(Source records)
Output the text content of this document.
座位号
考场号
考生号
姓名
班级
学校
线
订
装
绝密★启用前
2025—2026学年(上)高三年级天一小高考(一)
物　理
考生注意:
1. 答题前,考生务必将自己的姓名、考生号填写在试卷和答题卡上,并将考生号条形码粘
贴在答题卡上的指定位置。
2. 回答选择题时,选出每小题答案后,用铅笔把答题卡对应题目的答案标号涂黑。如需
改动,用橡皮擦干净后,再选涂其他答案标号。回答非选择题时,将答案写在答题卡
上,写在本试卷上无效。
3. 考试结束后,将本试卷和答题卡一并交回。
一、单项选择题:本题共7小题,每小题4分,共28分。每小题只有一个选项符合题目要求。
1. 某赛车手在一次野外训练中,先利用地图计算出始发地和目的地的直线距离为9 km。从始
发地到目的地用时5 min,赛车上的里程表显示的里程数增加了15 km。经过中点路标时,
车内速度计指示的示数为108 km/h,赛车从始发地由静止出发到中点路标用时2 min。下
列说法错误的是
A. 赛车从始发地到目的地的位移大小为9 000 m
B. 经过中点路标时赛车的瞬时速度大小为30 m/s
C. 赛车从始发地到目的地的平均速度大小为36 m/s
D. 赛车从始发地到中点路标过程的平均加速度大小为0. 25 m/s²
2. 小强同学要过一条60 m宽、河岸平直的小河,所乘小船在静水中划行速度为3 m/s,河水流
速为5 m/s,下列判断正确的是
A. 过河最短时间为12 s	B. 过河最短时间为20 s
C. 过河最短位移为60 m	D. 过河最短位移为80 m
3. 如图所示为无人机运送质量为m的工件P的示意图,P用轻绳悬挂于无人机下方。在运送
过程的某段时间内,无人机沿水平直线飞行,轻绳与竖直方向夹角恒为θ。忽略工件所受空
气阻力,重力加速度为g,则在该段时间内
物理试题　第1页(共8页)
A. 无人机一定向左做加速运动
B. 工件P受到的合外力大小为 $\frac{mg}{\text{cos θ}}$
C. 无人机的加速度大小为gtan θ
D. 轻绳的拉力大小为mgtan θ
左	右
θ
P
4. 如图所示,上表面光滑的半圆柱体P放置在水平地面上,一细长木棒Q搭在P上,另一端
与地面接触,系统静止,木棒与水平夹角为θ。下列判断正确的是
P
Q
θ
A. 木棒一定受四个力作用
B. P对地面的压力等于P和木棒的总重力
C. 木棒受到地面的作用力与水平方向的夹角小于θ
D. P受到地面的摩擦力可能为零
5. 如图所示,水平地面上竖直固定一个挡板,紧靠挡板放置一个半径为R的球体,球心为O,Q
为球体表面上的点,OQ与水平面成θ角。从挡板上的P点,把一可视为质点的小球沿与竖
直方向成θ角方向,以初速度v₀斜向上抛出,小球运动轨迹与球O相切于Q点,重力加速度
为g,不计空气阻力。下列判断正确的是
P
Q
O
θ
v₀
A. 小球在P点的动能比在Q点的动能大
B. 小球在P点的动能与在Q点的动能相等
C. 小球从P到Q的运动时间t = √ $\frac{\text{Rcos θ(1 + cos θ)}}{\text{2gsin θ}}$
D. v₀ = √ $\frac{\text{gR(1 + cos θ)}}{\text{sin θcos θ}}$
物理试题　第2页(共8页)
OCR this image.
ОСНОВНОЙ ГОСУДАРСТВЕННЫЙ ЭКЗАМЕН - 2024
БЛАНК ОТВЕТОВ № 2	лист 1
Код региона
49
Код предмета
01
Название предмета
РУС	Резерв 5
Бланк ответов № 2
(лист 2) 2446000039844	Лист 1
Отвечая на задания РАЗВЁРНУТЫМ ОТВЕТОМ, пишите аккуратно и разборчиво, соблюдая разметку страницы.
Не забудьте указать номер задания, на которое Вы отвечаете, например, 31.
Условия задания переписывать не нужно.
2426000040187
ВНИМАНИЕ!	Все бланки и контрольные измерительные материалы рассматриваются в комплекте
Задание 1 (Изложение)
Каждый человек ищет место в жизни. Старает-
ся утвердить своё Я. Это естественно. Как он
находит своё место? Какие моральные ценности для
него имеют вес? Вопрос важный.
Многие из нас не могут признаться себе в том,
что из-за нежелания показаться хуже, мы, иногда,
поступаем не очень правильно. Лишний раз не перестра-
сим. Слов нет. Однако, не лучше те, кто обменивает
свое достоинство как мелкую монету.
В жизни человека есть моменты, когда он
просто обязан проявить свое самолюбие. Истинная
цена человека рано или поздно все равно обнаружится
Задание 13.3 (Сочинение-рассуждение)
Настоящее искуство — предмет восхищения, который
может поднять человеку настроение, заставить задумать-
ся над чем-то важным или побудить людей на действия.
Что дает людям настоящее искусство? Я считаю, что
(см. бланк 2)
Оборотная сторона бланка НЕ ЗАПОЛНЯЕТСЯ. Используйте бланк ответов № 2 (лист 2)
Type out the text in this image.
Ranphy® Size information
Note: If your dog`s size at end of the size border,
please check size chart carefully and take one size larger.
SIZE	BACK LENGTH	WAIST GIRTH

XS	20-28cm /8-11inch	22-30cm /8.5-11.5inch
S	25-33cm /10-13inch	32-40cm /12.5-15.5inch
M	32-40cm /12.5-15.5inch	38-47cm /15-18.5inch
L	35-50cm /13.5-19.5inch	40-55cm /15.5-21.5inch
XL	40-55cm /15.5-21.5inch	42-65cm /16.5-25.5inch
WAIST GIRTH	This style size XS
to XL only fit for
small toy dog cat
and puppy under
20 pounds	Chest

--- WRITTEN REQUEST ---
Please reproduce the entire listing, exactly as shown.

--- EXERCISE SOLUTION ---
Output the text content of this document.
座位号
考场号
考生号
姓名
班级
学校
线
订
装
绝密★启用前
2025—2026学年(上)高三年级天一小高考(一)
物　理
考生注意:
1. 答题前,考生务必将自己的姓名、考生号填写在试卷和答题卡上,并将考生号条形码粘
贴在答题卡上的指定位置。
2. 回答选择题时,选出每小题答案后,用铅笔把答题卡对应题目的答案标号涂黑。如需
改动,用橡皮擦干净后,再选涂其他答案标号。回答非选择题时,将答案写在答题卡
上,写在本试卷上无效。
3. 考试结束后,将本试卷和答题卡一并交回。
一、单项选择题:本题共7小题,每小题4分,共28分。每小题只有一个选项符合题目要求。
1. 某赛车手在一次野外训练中,先利用地图计算出始发地和目的地的直线距离为9 km。从始
发地到目的地用时5 min,赛车上的里程表显示的里程数增加了15 km。经过中点路标时,
车内速度计指示的示数为108 km/h,赛车从始发地由静止出发到中点路标用时2 min。下
列说法错误的是
A. 赛车从始发地到目的地的位移大小为9 000 m
B. 经过中点路标时赛车的瞬时速度大小为30 m/s
C. 赛车从始发地到目的地的平均速度大小为36 m/s
D. 赛车从始发地到中点路标过程的平均加速度大小为0. 25 m/s²
2. 小强同学要过一条60 m宽、河岸平直的小河,所乘小船在静水中划行速度为3 m/s,河水流
速为5 m/s,下列判断正确的是
A. 过河最短时间为12 s	B. 过河最短时间为20 s
C. 过河最短位移为60 m	D. 过河最短位移为80 m
3. 如图所示为无人机运送质量为m的工件P的示意图,P用轻绳悬挂于无人机下方。在运送
过程的某段时间内,无人机沿水平直线飞行,轻绳与竖直方向夹角恒为θ。忽略工件所受空
气阻力,重力加速度为g,则在该段时间内
物理试题　第1页(共8页)
A. 无人机一定向左做加速运动
B. 工件P受到的合外力大小为 $\frac{mg}{\text{cos θ}}$
C. 无人机的加速度大小为gtan θ
D. 轻绳的拉力大小为mgtan θ
左	右
θ
P
4. 如图所示,上表面光滑的半圆柱体P放置在水平地面上,一细长木棒Q搭在P上,另一端
与地面接触,系统静止,木棒与水平夹角为θ。下列判断正确的是
P
Q
θ
A. 木棒一定受四个力作用
B. P对地面的压力等于P和木棒的总重力
C. 木棒受到地面的作用力与水平方向的夹角小于θ
D. P受到地面的摩擦力可能为零
5. 如图所示,水平地面上竖直固定一个挡板,紧靠挡板放置一个半径为R的球体,球心为O,Q
为球体表面上的点,OQ与水平面成θ角。从挡板上的P点,把一可视为质点的小球沿与竖
直方向成θ角方向,以初速度v₀斜向上抛出,小球运动轨迹与球O相切于Q点,重力加速度
为g,不计空气阻力。下列判断正确的是
P
Q
O
θ
v₀
A. 小球在P点的动能比在Q点的动能大
B. 小球在P点的动能与在Q点的动能相等
C. 小球从P到Q的运动时间t = √ $\frac{\text{Rcos θ(1 + cos θ)}}{\text{2gsin θ}}$
D. v₀ = √ $\frac{\text{gR(1 + cos θ)}}{\text{sin θcos θ}}$
物理试题　第2页(共8页)
OCR this image.
ОСНОВНОЙ ГОСУДАРСТВЕННЫЙ ЭКЗАМЕН - 2024
БЛАНК ОТВЕТОВ № 2	лист 1
Код региона
49
Код предмета
01
Название предмета
РУС	Резерв 5
Бланк ответов № 2
(лист 2) 2446000039844	Лист 1
Отвечая на задания РАЗВЁРНУТЫМ ОТВЕТОМ, пишите аккуратно и разборчиво, соблюдая разметку страницы.
Не забудьте указать номер задания, на которое Вы отвечаете, например, 31.
Условия задания переписывать не нужно.
2426000040187
ВНИМАНИЕ!	Все бланки и контрольные измерительные материалы рассматриваются в комплекте
Задание 1 (Изложение)
Каждый человек ищет место в жизни. Старает-
ся утвердить своё Я. Это естественно. Как он
находит своё место? Какие моральные ценности для
него имеют вес? Вопрос важный.
Многие из нас не могут признаться себе в том,
что из-за нежелания показаться хуже, мы, иногда,
поступаем не очень правильно. Лишний раз не перестра-
сим. Слов нет. Однако, не лучше те, кто обменивает
свое достоинство как мелкую монету.
В жизни человека есть моменты, когда он
просто обязан проявить свое самолюбие. Истинная
цена человека рано или поздно все равно обнаружится
Задание 13.3 (Сочинение-рассуждение)
Настоящее искуство — предмет восхищения, который
может поднять человеку настроение, заставить задумать-
ся над чем-то важным или побудить людей на действия.
Что дает людям настоящее искусство? Я считаю, что
(см. бланк 2)
Оборотная сторона бланка НЕ ЗАПОЛНЯЕТСЯ. Используйте бланк ответов № 2 (лист 2)
Type out the text in this image.
Ranphy® Size information
Note: If your dog`s size at end of the size border,
please check size chart carefully and take one size larger.
SIZE	BACK LENGTH	WAIST GIRTH

XS	20-28cm /8-11inch	22-30cm /8.5-11.5inch
S	25-33cm /10-13inch	32-40cm /12.5-15.5inch
M	32-40cm /12.5-15.5inch	38-47cm /15-18.5inch
L	35-50cm /13.5-19.5inch	40-55cm /15.5-21.5inch
XL	40-55cm /15.5-21.5inch	42-65cm /16.5-25.5inch
WAIST GIRTH	This style size XS
to XL only fit for
small toy dog cat
and puppy under
20 pounds	Chest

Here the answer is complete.